Extract to read:

----------

Kaggle-PANDA-1st-place-solution

This is the 1st place solution of the PANDA Competition, where the specific writeup is here.

The codes and models are created by Team PND, @yukkyo and @kentaroy47.

Our model and codes are open sourced under CC-BY-NC 4.0. Please see LICENSE for specifics.

You can skip some steps (because some outputs are already in input dir).

Slide describing our solution!

https://docs.google.com/presentation/d/1Ies4vnyVtW5U3XNDr_fom43ZJDIodu1SV6DSK8di6fs/

1. Environment

You can choose using docker or not.

1.1 Don't use docker (haven't tested..)

Ubuntu 18.04
Python 3.7.2
CUDA 10.2
NVIDIA/apex == 1.0 installed

# main dependency
$ pip install -r docker/requirements.txt
# arutema code dependency
$ pip install git+https://github.com/ildoonet/pytorch-gradual-warmup-lr.git
$ pip install efficientnet_pytorch

1.2 Use docker (Recommended)

----------

Layout region records:
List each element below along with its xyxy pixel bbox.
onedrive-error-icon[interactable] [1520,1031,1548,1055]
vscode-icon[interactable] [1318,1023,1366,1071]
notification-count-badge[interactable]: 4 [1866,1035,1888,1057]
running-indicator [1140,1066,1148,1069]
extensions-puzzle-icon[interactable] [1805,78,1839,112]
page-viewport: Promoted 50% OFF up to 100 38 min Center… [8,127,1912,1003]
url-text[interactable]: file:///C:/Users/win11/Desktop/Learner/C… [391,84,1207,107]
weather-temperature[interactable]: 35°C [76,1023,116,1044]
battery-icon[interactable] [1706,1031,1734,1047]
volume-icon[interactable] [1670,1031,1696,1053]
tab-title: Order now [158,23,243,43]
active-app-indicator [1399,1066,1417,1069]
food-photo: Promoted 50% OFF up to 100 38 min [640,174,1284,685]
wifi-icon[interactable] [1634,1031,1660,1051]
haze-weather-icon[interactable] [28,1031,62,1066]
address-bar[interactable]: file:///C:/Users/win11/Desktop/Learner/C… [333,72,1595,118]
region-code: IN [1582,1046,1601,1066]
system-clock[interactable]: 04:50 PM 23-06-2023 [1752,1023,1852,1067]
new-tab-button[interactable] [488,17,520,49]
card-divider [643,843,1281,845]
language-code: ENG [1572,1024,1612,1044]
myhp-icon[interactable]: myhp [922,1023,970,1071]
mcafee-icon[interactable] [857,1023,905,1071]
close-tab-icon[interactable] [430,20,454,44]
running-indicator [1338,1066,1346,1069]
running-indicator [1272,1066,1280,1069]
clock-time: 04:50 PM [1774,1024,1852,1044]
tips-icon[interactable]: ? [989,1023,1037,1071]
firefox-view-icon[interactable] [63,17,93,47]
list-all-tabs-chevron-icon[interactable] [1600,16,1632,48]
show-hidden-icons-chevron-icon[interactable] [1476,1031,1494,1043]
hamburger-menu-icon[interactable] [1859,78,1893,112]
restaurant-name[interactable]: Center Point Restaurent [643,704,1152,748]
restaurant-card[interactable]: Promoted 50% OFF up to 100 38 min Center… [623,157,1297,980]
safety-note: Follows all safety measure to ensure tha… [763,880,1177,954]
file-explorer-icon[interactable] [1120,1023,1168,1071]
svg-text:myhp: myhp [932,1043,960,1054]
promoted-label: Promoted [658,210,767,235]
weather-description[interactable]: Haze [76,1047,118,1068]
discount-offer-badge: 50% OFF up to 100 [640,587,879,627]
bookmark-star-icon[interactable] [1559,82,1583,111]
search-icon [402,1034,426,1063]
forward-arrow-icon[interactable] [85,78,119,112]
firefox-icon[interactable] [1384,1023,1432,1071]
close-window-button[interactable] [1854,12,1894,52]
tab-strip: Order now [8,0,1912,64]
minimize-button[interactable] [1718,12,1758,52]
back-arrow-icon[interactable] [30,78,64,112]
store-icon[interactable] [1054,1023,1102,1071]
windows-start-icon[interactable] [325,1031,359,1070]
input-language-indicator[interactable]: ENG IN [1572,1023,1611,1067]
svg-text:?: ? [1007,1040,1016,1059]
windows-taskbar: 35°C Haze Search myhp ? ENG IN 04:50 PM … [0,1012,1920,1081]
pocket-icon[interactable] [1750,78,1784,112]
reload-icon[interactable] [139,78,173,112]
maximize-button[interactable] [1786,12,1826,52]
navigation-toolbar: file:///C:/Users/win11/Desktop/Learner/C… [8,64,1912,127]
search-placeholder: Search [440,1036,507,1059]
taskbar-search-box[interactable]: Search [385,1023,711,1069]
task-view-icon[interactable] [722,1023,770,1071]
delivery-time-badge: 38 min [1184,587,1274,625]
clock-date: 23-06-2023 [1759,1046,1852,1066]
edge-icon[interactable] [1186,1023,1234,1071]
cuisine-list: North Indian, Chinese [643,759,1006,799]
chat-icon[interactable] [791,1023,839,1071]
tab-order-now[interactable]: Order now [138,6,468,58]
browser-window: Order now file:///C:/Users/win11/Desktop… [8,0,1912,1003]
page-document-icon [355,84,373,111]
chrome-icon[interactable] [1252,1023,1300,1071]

----------

Task requirements:
1. From the PANDA solution readme, list the setup items given under "1.1 Don't use docker (haven't tested..)" before the pip commands.
2. Write the next part of the PANDA solution readme, picking up after its final heading.

Task answers:
1.
Ubuntu 18.04
Python 3.7.2
CUDA 10.2
NVIDIA/apex == 1.0 installed

2.
# build
$ sh docker/build.sh

# run
$ sh docker/run.sh

# exec
$ sh docker/exec.sh

2. Preparing

2.1 Get Data

Download only train_images and train_masks.

$ cd input
$ kaggle download ...
$ unzip ...

(skip) 2.2 Grouping imageids by image hash threshold

If you want to do it on your own: https://www.kaggle.com/yukkyo/imagehash-to-detect-duplicate-images-and-grouping
We will just place the output of the script as:
- input/duplicate_imgids_imghash_thres_090.csv

(skip) 2.3 Split kfold

$ cd src
$ python data_process/s00_make_k_fold.py

Is constant with fixed seed
output:
- input/train-5kfold.csv

2.4 Make tile pngs for training

$ cd src
$ python data_process/s07_simple_tile.py --mode 0
$ python data_process/s07_simple_tile.py --mode 2
$ python data_process/a00_save_tiles.py
$ cd ../input
$ cd numtile-64-tilesize-192-res-1-mode-0
$ unzip train.zip -d train
$ cd ..
$ cd numtile-64-tilesize-192-res-1-mode-2
$ unzip train.zip -d train
$ cd ..

3. Train base model for removing noise(expected TitanRTX x 1)

Each fold needs about 18 hours.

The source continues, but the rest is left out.